DIRECTIONS:
Output every line exactly as written. Leave out pictures.

DATA PROVIDED:

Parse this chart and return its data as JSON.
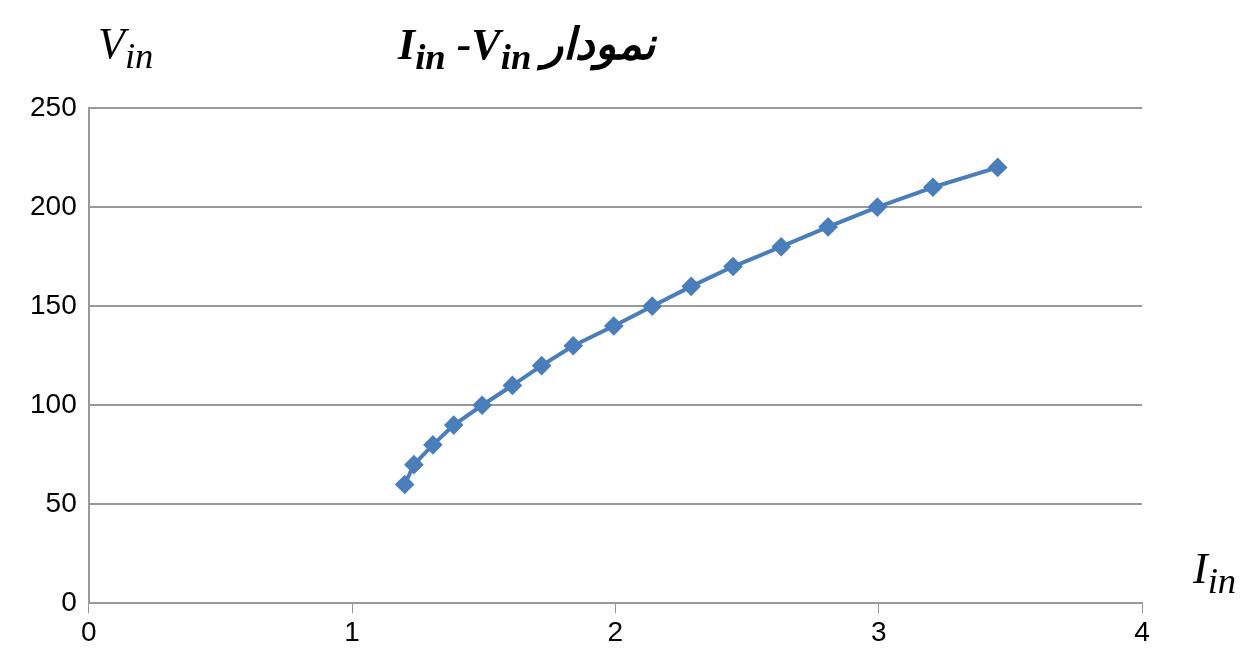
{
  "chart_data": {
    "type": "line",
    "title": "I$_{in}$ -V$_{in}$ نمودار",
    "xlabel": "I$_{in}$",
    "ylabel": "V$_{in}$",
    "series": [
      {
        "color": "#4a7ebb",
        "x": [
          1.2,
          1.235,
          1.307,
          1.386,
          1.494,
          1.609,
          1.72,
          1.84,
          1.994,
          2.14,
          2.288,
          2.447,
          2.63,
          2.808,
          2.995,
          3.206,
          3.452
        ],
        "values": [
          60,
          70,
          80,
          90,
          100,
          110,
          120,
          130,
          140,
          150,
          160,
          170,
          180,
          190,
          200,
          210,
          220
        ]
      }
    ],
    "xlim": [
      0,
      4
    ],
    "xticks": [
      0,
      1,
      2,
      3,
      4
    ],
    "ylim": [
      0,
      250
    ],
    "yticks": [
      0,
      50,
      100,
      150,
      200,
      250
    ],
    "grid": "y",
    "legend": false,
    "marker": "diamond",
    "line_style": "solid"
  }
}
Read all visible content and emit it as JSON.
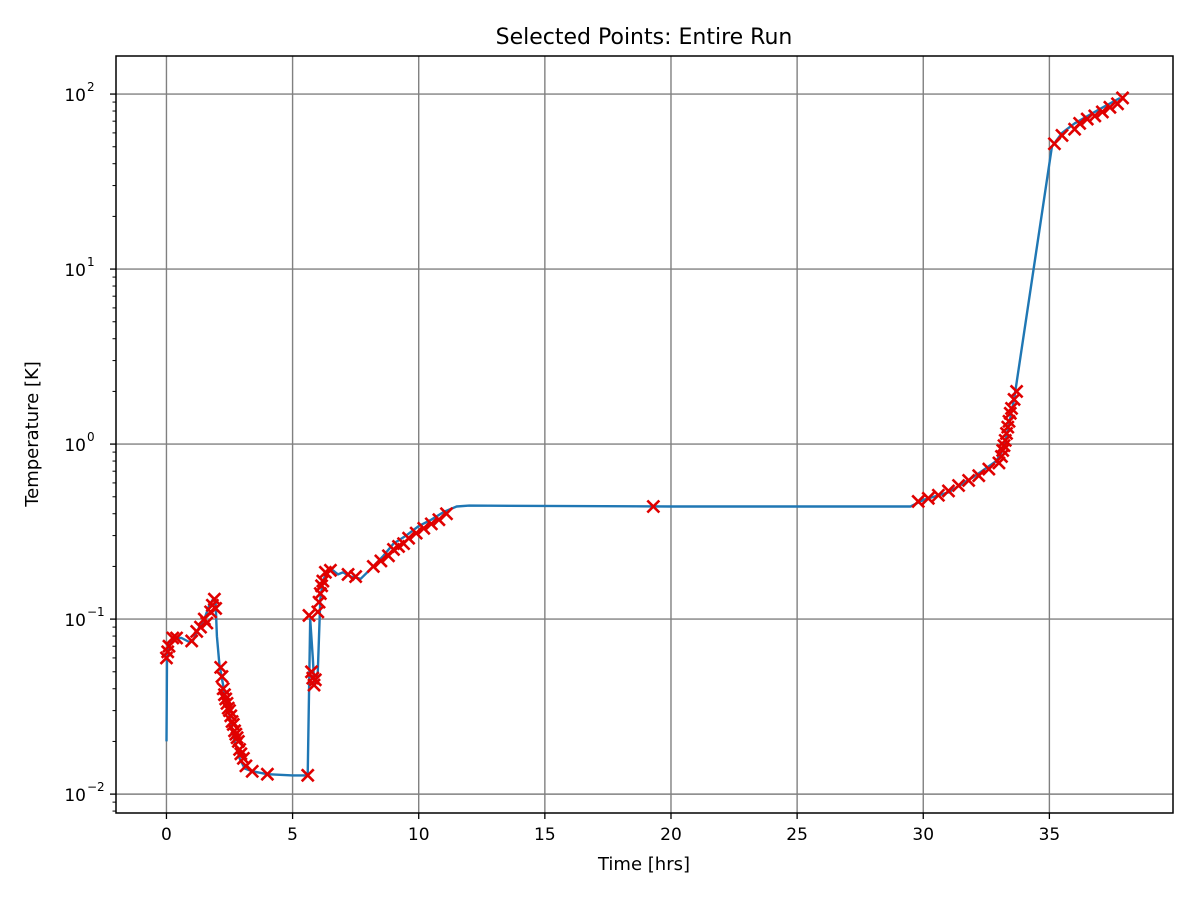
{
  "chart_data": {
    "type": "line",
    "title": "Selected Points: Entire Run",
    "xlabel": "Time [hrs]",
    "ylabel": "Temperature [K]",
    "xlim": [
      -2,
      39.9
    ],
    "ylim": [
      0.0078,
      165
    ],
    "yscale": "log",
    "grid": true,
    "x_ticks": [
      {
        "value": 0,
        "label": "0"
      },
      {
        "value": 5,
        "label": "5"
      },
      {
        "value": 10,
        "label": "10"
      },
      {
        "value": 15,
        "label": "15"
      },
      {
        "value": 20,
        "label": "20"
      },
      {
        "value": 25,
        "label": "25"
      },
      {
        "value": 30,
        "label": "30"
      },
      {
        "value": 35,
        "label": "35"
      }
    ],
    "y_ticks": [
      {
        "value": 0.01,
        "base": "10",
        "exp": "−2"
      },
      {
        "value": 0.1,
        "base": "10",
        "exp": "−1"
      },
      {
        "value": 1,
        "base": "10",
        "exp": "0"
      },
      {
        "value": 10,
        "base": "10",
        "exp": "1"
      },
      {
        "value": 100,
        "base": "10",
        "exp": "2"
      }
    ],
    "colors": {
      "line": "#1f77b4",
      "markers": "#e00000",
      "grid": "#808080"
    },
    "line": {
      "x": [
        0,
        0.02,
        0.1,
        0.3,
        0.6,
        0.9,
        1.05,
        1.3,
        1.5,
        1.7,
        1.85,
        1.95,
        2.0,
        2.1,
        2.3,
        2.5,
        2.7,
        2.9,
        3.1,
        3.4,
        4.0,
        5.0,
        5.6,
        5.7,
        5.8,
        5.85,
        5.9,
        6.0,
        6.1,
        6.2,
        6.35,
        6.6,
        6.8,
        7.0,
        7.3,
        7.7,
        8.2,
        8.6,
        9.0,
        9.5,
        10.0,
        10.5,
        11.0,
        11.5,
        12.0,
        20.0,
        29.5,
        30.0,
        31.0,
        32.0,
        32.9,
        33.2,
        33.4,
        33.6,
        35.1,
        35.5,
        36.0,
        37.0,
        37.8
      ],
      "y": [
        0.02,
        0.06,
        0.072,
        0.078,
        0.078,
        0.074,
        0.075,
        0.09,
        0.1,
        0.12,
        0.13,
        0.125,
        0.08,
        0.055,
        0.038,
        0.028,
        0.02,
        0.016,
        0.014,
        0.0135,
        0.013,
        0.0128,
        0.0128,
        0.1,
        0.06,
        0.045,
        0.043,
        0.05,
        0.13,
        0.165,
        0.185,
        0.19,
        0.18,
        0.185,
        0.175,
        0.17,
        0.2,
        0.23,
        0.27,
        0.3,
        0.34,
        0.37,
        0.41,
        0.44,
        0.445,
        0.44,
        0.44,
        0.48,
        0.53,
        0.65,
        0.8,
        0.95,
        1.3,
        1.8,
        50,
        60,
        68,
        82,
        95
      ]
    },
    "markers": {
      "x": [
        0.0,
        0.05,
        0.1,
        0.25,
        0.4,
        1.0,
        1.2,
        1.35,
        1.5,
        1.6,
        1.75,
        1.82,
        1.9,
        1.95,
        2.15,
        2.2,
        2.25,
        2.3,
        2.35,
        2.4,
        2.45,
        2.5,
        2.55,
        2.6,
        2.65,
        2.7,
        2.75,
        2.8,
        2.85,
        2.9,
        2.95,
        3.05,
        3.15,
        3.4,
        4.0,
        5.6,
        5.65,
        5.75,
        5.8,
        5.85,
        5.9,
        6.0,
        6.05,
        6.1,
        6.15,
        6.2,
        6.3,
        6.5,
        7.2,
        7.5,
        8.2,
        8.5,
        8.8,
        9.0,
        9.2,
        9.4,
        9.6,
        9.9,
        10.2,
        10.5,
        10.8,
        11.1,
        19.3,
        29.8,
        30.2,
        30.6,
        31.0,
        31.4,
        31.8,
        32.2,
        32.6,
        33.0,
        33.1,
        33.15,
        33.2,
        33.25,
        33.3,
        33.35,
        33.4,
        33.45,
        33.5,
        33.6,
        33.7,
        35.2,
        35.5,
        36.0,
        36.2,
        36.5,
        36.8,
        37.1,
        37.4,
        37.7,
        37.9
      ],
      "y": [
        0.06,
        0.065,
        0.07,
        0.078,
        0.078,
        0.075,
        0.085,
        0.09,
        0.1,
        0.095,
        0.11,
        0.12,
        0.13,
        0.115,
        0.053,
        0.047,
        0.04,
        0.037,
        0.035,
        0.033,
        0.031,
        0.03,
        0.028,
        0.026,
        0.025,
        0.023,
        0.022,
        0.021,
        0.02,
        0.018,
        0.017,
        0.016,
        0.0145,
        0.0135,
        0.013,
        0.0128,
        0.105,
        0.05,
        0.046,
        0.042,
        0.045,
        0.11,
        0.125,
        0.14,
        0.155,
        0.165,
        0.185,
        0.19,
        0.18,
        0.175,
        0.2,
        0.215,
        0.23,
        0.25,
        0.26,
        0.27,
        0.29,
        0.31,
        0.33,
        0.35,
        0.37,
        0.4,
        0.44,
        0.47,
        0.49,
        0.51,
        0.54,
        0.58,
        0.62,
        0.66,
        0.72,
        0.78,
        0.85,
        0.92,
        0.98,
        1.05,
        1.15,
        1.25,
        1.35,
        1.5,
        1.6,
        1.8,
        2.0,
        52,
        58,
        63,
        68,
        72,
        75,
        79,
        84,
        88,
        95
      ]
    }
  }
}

COMPLETE RESPONSE:
Parse this chart and return its data as JSON.
{
  "chart_data": {
    "type": "line",
    "title": "I$_{in}$ -V$_{in}$ نمودار",
    "xlabel": "I$_{in}$",
    "ylabel": "V$_{in}$",
    "series": [
      {
        "color": "#4a7ebb",
        "x": [
          1.2,
          1.235,
          1.307,
          1.386,
          1.494,
          1.609,
          1.72,
          1.84,
          1.994,
          2.14,
          2.288,
          2.447,
          2.63,
          2.808,
          2.995,
          3.206,
          3.452
        ],
        "values": [
          60,
          70,
          80,
          90,
          100,
          110,
          120,
          130,
          140,
          150,
          160,
          170,
          180,
          190,
          200,
          210,
          220
        ]
      }
    ],
    "xlim": [
      0,
      4
    ],
    "xticks": [
      0,
      1,
      2,
      3,
      4
    ],
    "ylim": [
      0,
      250
    ],
    "yticks": [
      0,
      50,
      100,
      150,
      200,
      250
    ],
    "grid": "y",
    "legend": false,
    "marker": "diamond",
    "line_style": "solid"
  }
}
Read all visible content and emit it as JSON.
{
  "chart_data": {
    "type": "line",
    "title": "Selected Points: Entire Run",
    "xlabel": "Time [hrs]",
    "ylabel": "Temperature [K]",
    "xlim": [
      -2,
      39.9
    ],
    "ylim": [
      0.0078,
      165
    ],
    "yscale": "log",
    "grid": true,
    "x_ticks": [
      {
        "value": 0,
        "label": "0"
      },
      {
        "value": 5,
        "label": "5"
      },
      {
        "value": 10,
        "label": "10"
      },
      {
        "value": 15,
        "label": "15"
      },
      {
        "value": 20,
        "label": "20"
      },
      {
        "value": 25,
        "label": "25"
      },
      {
        "value": 30,
        "label": "30"
      },
      {
        "value": 35,
        "label": "35"
      }
    ],
    "y_ticks": [
      {
        "value": 0.01,
        "base": "10",
        "exp": "−2"
      },
      {
        "value": 0.1,
        "base": "10",
        "exp": "−1"
      },
      {
        "value": 1,
        "base": "10",
        "exp": "0"
      },
      {
        "value": 10,
        "base": "10",
        "exp": "1"
      },
      {
        "value": 100,
        "base": "10",
        "exp": "2"
      }
    ],
    "colors": {
      "line": "#1f77b4",
      "markers": "#e00000",
      "grid": "#808080"
    },
    "line": {
      "x": [
        0,
        0.02,
        0.1,
        0.3,
        0.6,
        0.9,
        1.05,
        1.3,
        1.5,
        1.7,
        1.85,
        1.95,
        2.0,
        2.1,
        2.3,
        2.5,
        2.7,
        2.9,
        3.1,
        3.4,
        4.0,
        5.0,
        5.6,
        5.7,
        5.8,
        5.85,
        5.9,
        6.0,
        6.1,
        6.2,
        6.35,
        6.6,
        6.8,
        7.0,
        7.3,
        7.7,
        8.2,
        8.6,
        9.0,
        9.5,
        10.0,
        10.5,
        11.0,
        11.5,
        12.0,
        20.0,
        29.5,
        30.0,
        31.0,
        32.0,
        32.9,
        33.2,
        33.4,
        33.6,
        35.1,
        35.5,
        36.0,
        37.0,
        37.8
      ],
      "y": [
        0.02,
        0.06,
        0.072,
        0.078,
        0.078,
        0.074,
        0.075,
        0.09,
        0.1,
        0.12,
        0.13,
        0.125,
        0.08,
        0.055,
        0.038,
        0.028,
        0.02,
        0.016,
        0.014,
        0.0135,
        0.013,
        0.0128,
        0.0128,
        0.1,
        0.06,
        0.045,
        0.043,
        0.05,
        0.13,
        0.165,
        0.185,
        0.19,
        0.18,
        0.185,
        0.175,
        0.17,
        0.2,
        0.23,
        0.27,
        0.3,
        0.34,
        0.37,
        0.41,
        0.44,
        0.445,
        0.44,
        0.44,
        0.48,
        0.53,
        0.65,
        0.8,
        0.95,
        1.3,
        1.8,
        50,
        60,
        68,
        82,
        95
      ]
    },
    "markers": {
      "x": [
        0.0,
        0.05,
        0.1,
        0.25,
        0.4,
        1.0,
        1.2,
        1.35,
        1.5,
        1.6,
        1.75,
        1.82,
        1.9,
        1.95,
        2.15,
        2.2,
        2.25,
        2.3,
        2.35,
        2.4,
        2.45,
        2.5,
        2.55,
        2.6,
        2.65,
        2.7,
        2.75,
        2.8,
        2.85,
        2.9,
        2.95,
        3.05,
        3.15,
        3.4,
        4.0,
        5.6,
        5.65,
        5.75,
        5.8,
        5.85,
        5.9,
        6.0,
        6.05,
        6.1,
        6.15,
        6.2,
        6.3,
        6.5,
        7.2,
        7.5,
        8.2,
        8.5,
        8.8,
        9.0,
        9.2,
        9.4,
        9.6,
        9.9,
        10.2,
        10.5,
        10.8,
        11.1,
        19.3,
        29.8,
        30.2,
        30.6,
        31.0,
        31.4,
        31.8,
        32.2,
        32.6,
        33.0,
        33.1,
        33.15,
        33.2,
        33.25,
        33.3,
        33.35,
        33.4,
        33.45,
        33.5,
        33.6,
        33.7,
        35.2,
        35.5,
        36.0,
        36.2,
        36.5,
        36.8,
        37.1,
        37.4,
        37.7,
        37.9
      ],
      "y": [
        0.06,
        0.065,
        0.07,
        0.078,
        0.078,
        0.075,
        0.085,
        0.09,
        0.1,
        0.095,
        0.11,
        0.12,
        0.13,
        0.115,
        0.053,
        0.047,
        0.04,
        0.037,
        0.035,
        0.033,
        0.031,
        0.03,
        0.028,
        0.026,
        0.025,
        0.023,
        0.022,
        0.021,
        0.02,
        0.018,
        0.017,
        0.016,
        0.0145,
        0.0135,
        0.013,
        0.0128,
        0.105,
        0.05,
        0.046,
        0.042,
        0.045,
        0.11,
        0.125,
        0.14,
        0.155,
        0.165,
        0.185,
        0.19,
        0.18,
        0.175,
        0.2,
        0.215,
        0.23,
        0.25,
        0.26,
        0.27,
        0.29,
        0.31,
        0.33,
        0.35,
        0.37,
        0.4,
        0.44,
        0.47,
        0.49,
        0.51,
        0.54,
        0.58,
        0.62,
        0.66,
        0.72,
        0.78,
        0.85,
        0.92,
        0.98,
        1.05,
        1.15,
        1.25,
        1.35,
        1.5,
        1.6,
        1.8,
        2.0,
        52,
        58,
        63,
        68,
        72,
        75,
        79,
        84,
        88,
        95
      ]
    }
  }
}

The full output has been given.